Stored items from a collection:
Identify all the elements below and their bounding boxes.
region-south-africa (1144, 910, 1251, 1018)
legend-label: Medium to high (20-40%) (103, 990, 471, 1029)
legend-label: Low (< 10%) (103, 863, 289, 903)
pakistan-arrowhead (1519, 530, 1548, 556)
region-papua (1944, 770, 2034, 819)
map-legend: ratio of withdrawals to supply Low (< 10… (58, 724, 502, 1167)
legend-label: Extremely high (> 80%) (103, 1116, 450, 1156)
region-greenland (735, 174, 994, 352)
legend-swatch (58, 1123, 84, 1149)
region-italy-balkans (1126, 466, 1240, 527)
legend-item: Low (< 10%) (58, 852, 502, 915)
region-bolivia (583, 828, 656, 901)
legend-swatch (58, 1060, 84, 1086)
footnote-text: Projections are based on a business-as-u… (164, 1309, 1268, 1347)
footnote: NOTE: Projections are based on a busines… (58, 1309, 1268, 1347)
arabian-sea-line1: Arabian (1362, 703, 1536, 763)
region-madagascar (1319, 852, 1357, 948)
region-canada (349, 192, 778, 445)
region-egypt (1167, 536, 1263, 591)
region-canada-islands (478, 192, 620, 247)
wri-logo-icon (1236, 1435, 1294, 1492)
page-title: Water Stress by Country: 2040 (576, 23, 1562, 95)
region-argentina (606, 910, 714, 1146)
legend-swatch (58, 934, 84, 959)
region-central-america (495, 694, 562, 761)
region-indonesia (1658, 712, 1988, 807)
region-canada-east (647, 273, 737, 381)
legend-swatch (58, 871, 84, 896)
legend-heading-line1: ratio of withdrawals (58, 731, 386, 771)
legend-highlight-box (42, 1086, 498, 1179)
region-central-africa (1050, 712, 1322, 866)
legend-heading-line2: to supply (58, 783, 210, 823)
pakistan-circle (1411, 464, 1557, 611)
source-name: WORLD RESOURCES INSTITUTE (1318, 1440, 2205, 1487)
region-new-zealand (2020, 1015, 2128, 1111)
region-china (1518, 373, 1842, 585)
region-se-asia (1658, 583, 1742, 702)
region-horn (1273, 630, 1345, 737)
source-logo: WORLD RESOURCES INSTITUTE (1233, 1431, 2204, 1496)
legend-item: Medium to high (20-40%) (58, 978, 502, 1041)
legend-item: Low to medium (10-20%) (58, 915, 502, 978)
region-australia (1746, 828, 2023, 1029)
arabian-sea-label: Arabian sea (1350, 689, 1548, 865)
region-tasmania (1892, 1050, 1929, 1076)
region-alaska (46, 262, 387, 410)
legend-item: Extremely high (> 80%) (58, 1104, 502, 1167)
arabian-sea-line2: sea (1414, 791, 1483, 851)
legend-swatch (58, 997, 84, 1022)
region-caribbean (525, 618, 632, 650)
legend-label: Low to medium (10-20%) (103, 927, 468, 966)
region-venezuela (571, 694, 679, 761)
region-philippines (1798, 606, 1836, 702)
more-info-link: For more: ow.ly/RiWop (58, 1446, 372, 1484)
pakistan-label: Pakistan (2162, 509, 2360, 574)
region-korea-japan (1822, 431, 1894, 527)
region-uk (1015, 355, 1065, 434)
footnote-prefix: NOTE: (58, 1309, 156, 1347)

**Your objective:** Switch "legend-swatch" to "legend-chip" in every row above and reproduce the lines with nothing else altered.

**Reply to the exercise:**
Identify all the elements below and their bounding boxes.
region-south-africa (1144, 910, 1251, 1018)
legend-label: Medium to high (20-40%) (103, 990, 471, 1029)
legend-label: Low (< 10%) (103, 863, 289, 903)
pakistan-arrowhead (1519, 530, 1548, 556)
region-papua (1944, 770, 2034, 819)
map-legend: ratio of withdrawals to supply Low (< 10… (58, 724, 502, 1167)
legend-label: Extremely high (> 80%) (103, 1116, 450, 1156)
region-greenland (735, 174, 994, 352)
legend-chip (58, 1123, 84, 1149)
region-italy-balkans (1126, 466, 1240, 527)
legend-item: Low (< 10%) (58, 852, 502, 915)
region-bolivia (583, 828, 656, 901)
legend-chip (58, 1060, 84, 1086)
footnote-text: Projections are based on a business-as-u… (164, 1309, 1268, 1347)
footnote: NOTE: Projections are based on a busines… (58, 1309, 1268, 1347)
arabian-sea-line1: Arabian (1362, 703, 1536, 763)
region-madagascar (1319, 852, 1357, 948)
region-canada (349, 192, 778, 445)
region-egypt (1167, 536, 1263, 591)
region-canada-islands (478, 192, 620, 247)
wri-logo-icon (1236, 1435, 1294, 1492)
page-title: Water Stress by Country: 2040 (576, 23, 1562, 95)
region-argentina (606, 910, 714, 1146)
legend-chip (58, 934, 84, 959)
region-central-america (495, 694, 562, 761)
region-indonesia (1658, 712, 1988, 807)
region-canada-east (647, 273, 737, 381)
legend-chip (58, 871, 84, 896)
legend-heading-line1: ratio of withdrawals (58, 731, 386, 771)
legend-highlight-box (42, 1086, 498, 1179)
region-central-africa (1050, 712, 1322, 866)
legend-heading-line2: to supply (58, 783, 210, 823)
pakistan-circle (1411, 464, 1557, 611)
source-name: WORLD RESOURCES INSTITUTE (1318, 1440, 2205, 1487)
region-new-zealand (2020, 1015, 2128, 1111)
region-china (1518, 373, 1842, 585)
region-se-asia (1658, 583, 1742, 702)
region-horn (1273, 630, 1345, 737)
source-logo: WORLD RESOURCES INSTITUTE (1233, 1431, 2204, 1496)
legend-item: Medium to high (20-40%) (58, 978, 502, 1041)
legend-item: Low to medium (10-20%) (58, 915, 502, 978)
region-australia (1746, 828, 2023, 1029)
arabian-sea-label: Arabian sea (1350, 689, 1548, 865)
region-tasmania (1892, 1050, 1929, 1076)
region-alaska (46, 262, 387, 410)
legend-item: Extremely high (> 80%) (58, 1104, 502, 1167)
arabian-sea-line2: sea (1414, 791, 1483, 851)
legend-chip (58, 997, 84, 1022)
region-caribbean (525, 618, 632, 650)
legend-label: Low to medium (10-20%) (103, 927, 468, 966)
region-venezuela (571, 694, 679, 761)
region-philippines (1798, 606, 1836, 702)
more-info-link: For more: ow.ly/RiWop (58, 1446, 372, 1484)
pakistan-label: Pakistan (2162, 509, 2360, 574)
region-korea-japan (1822, 431, 1894, 527)
region-uk (1015, 355, 1065, 434)
footnote-prefix: NOTE: (58, 1309, 156, 1347)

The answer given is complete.